== Exercise requirements ==
Repeat exactly, and only, the lines from the one holding "Extract all readable text from this page." through the last line of the records below.

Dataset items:
--- START ---
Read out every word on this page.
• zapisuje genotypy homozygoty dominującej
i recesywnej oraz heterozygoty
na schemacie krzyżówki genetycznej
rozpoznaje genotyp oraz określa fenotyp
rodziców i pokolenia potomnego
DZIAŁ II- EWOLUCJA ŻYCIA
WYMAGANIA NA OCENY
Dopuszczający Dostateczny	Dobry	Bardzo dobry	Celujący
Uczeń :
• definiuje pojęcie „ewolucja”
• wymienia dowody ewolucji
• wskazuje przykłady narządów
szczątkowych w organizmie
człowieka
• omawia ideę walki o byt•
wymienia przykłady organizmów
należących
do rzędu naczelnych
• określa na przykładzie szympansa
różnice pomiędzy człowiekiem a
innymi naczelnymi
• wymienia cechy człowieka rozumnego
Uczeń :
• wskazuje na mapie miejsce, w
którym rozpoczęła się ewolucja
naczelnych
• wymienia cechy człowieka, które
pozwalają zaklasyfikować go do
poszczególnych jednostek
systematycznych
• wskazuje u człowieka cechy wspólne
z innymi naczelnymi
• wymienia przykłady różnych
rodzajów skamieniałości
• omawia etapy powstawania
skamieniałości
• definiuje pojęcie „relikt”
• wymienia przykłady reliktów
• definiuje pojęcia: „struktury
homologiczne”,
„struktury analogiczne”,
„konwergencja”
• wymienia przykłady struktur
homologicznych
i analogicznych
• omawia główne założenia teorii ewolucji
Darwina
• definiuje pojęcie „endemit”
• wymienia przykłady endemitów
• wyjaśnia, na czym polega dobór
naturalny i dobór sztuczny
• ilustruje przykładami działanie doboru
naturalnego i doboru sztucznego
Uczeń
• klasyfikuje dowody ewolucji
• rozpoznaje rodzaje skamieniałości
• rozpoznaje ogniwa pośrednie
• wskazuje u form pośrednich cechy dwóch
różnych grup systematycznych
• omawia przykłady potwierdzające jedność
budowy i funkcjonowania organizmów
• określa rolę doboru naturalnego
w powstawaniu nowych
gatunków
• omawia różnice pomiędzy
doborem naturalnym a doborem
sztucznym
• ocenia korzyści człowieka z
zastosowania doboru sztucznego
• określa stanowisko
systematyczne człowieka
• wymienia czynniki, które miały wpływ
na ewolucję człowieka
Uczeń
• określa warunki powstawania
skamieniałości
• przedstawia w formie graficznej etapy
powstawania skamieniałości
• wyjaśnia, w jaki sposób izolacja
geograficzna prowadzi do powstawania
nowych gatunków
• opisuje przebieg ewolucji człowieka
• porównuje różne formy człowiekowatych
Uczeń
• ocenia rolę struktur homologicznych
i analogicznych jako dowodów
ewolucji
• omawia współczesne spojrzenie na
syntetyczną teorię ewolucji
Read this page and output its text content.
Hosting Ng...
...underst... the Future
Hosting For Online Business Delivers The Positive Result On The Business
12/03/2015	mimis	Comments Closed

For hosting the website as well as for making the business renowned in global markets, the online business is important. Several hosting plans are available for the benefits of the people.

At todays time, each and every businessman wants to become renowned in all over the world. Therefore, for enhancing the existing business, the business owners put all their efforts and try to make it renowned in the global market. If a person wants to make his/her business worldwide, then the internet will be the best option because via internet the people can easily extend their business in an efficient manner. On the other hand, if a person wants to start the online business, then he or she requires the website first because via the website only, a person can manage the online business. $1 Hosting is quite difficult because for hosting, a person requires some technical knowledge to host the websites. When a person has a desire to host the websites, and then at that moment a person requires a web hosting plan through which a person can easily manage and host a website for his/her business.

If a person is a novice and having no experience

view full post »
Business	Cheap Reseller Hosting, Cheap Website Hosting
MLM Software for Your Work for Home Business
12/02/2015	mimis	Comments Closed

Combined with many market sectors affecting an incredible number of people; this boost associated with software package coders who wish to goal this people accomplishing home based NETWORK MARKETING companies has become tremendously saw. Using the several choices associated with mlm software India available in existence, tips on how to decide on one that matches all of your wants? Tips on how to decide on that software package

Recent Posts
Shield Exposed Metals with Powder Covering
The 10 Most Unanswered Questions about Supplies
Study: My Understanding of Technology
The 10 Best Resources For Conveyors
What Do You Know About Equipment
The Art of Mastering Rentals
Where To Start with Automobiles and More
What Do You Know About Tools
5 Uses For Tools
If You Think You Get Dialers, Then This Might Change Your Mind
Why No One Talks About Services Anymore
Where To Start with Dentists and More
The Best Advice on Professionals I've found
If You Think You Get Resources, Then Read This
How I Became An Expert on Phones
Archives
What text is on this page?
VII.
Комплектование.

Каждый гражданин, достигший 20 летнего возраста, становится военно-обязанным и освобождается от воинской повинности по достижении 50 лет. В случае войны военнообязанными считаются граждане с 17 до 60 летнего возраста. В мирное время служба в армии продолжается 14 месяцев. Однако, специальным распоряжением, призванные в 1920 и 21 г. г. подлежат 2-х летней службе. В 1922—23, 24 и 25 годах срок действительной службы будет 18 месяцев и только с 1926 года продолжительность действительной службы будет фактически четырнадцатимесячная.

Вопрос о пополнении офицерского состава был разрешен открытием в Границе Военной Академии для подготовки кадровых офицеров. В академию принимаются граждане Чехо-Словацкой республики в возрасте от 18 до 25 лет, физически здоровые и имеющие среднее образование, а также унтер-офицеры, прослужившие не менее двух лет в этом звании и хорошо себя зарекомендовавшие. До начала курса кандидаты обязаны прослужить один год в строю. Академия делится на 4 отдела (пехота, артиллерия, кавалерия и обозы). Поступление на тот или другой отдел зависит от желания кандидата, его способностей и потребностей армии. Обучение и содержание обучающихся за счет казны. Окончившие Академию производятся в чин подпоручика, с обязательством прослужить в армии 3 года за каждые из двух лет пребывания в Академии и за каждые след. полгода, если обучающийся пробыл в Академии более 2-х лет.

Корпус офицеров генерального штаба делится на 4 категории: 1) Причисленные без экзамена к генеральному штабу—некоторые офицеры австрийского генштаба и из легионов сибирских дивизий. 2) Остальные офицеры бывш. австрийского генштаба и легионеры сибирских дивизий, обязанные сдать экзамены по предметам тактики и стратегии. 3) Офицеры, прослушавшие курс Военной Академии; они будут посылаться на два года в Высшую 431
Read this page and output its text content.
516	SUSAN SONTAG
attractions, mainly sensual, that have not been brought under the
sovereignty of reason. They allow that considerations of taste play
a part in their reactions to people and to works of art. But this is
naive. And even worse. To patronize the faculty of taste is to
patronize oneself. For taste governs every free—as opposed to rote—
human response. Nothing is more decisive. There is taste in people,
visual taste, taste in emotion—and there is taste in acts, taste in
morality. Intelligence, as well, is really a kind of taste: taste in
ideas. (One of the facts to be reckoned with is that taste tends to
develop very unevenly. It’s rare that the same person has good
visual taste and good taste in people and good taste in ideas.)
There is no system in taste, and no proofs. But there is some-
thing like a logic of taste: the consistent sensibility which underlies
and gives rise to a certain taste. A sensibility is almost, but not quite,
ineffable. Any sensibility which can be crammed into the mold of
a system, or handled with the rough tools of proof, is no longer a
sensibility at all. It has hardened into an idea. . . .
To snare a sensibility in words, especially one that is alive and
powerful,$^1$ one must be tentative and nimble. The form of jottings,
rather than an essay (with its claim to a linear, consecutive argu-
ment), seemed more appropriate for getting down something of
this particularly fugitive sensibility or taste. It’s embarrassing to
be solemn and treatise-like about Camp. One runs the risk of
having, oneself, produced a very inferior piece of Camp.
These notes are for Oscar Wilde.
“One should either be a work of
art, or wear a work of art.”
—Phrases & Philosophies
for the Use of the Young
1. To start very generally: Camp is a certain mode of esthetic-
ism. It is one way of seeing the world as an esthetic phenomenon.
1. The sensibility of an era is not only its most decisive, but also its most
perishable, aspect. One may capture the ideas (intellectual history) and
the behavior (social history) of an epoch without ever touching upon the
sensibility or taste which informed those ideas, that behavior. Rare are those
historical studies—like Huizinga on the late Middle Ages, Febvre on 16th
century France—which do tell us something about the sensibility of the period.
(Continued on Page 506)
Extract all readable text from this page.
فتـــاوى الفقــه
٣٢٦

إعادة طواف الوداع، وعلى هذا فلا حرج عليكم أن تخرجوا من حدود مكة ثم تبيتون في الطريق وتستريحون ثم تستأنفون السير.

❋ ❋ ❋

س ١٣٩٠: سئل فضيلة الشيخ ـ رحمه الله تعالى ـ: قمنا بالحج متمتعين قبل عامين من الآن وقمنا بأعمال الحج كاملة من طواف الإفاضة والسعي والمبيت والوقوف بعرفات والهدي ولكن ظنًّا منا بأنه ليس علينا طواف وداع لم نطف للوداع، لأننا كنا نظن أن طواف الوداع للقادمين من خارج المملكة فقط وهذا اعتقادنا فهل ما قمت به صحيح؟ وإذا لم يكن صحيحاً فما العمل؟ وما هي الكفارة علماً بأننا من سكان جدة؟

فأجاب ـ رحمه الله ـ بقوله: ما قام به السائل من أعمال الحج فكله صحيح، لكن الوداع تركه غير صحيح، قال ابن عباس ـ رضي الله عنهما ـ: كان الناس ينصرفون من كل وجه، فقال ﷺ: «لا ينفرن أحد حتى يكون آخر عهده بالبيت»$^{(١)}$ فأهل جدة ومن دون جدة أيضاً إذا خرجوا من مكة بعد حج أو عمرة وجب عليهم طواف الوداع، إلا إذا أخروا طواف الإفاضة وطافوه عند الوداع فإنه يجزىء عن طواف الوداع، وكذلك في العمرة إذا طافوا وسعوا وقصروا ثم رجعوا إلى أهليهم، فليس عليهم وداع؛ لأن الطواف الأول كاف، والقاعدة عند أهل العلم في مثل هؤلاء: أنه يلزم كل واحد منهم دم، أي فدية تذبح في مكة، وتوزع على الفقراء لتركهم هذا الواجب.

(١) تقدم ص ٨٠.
--- END ---
== Task answer ==
Extract all readable text from this page.
فتـــاوى الفقــه
٣٢٦

إعادة طواف الوداع، وعلى هذا فلا حرج عليكم أن تخرجوا من حدود مكة ثم تبيتون في الطريق وتستريحون ثم تستأنفون السير.

❋ ❋ ❋

س ١٣٩٠: سئل فضيلة الشيخ ـ رحمه الله تعالى ـ: قمنا بالحج متمتعين قبل عامين من الآن وقمنا بأعمال الحج كاملة من طواف الإفاضة والسعي والمبيت والوقوف بعرفات والهدي ولكن ظنًّا منا بأنه ليس علينا طواف وداع لم نطف للوداع، لأننا كنا نظن أن طواف الوداع للقادمين من خارج المملكة فقط وهذا اعتقادنا فهل ما قمت به صحيح؟ وإذا لم يكن صحيحاً فما العمل؟ وما هي الكفارة علماً بأننا من سكان جدة؟

فأجاب ـ رحمه الله ـ بقوله: ما قام به السائل من أعمال الحج فكله صحيح، لكن الوداع تركه غير صحيح، قال ابن عباس ـ رضي الله عنهما ـ: كان الناس ينصرفون من كل وجه، فقال ﷺ: «لا ينفرن أحد حتى يكون آخر عهده بالبيت»$^{(١)}$ فأهل جدة ومن دون جدة أيضاً إذا خرجوا من مكة بعد حج أو عمرة وجب عليهم طواف الوداع، إلا إذا أخروا طواف الإفاضة وطافوه عند الوداع فإنه يجزىء عن طواف الوداع، وكذلك في العمرة إذا طافوا وسعوا وقصروا ثم رجعوا إلى أهليهم، فليس عليهم وداع؛ لأن الطواف الأول كاف، والقاعدة عند أهل العلم في مثل هؤلاء: أنه يلزم كل واحد منهم دم، أي فدية تذبح في مكة، وتوزع على الفقراء لتركهم هذا الواجب.

(١) تقدم ص ٨٠.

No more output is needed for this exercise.